Provided entries:
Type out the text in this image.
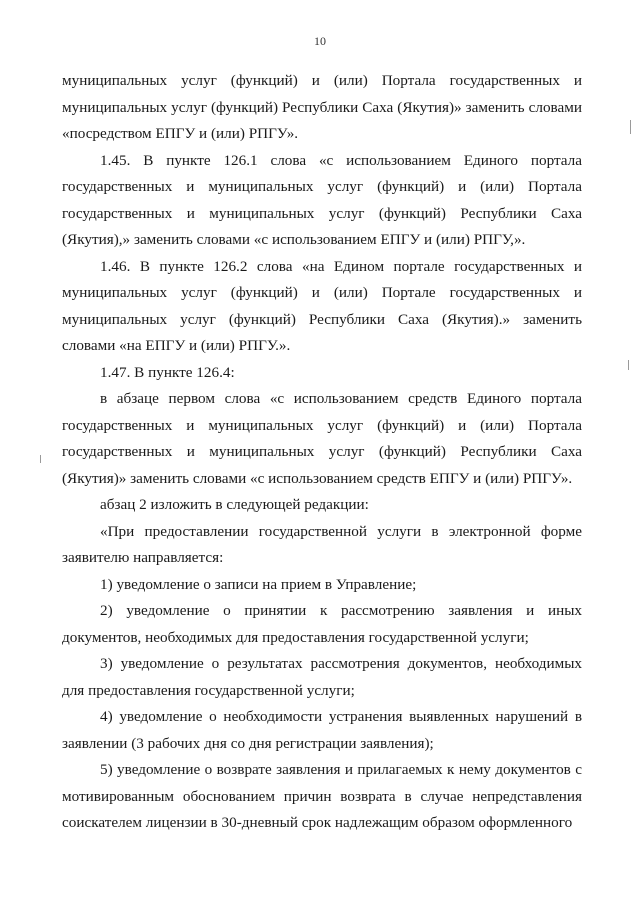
10

муниципальных услуг (функций) и (или) Портала государственных и муниципальных услуг (функций) Республики Саха (Якутия)» заменить словами «посредством ЕПГУ и (или) РПГУ».

1.45. В пункте 126.1 слова «с использованием Единого портала государственных и муниципальных услуг (функций) и (или) Портала государственных и муниципальных услуг (функций) Республики Саха (Якутия),» заменить словами «с использованием ЕПГУ и (или) РПГУ,».

1.46. В пункте 126.2 слова «на Едином портале государственных и муниципальных услуг (функций) и (или) Портале государственных и муниципальных услуг (функций) Республики Саха (Якутия).» заменить словами «на ЕПГУ и (или) РПГУ.».

1.47. В пункте 126.4:

в абзаце первом слова «с использованием средств Единого портала государственных и муниципальных услуг (функций) и (или) Портала государственных и муниципальных услуг (функций) Республики Саха (Якутия)» заменить словами «с использованием средств ЕПГУ и (или) РПГУ».

абзац 2 изложить в следующей редакции:

«При предоставлении государственной услуги в электронной форме заявителю направляется:

1) уведомление о записи на прием в Управление;

2) уведомление о принятии к рассмотрению заявления и иных документов, необходимых для предоставления государственной услуги;

3) уведомление о результатах рассмотрения документов, необходимых для предоставления государственной услуги;

4) уведомление о необходимости устранения выявленных нарушений в заявлении (3 рабочих дня со дня регистрации заявления);

5) уведомление о возврате заявления и прилагаемых к нему документов с мотивированным обоснованием причин возврата в случае непредставления соискателем лицензии в 30-дневный срок надлежащим образом оформленного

What the task asks: Search the listing above for the string "услуги". Copy every line that contains it.

Solved problem:
«При предоставлении государственной услуги в электронной форме заявителю направляется:
2) уведомление о принятии к рассмотрению заявления и иных документов, необходимых для предоставления государственной услуги;
3) уведомление о результатах рассмотрения документов, необходимых для предоставления государственной услуги;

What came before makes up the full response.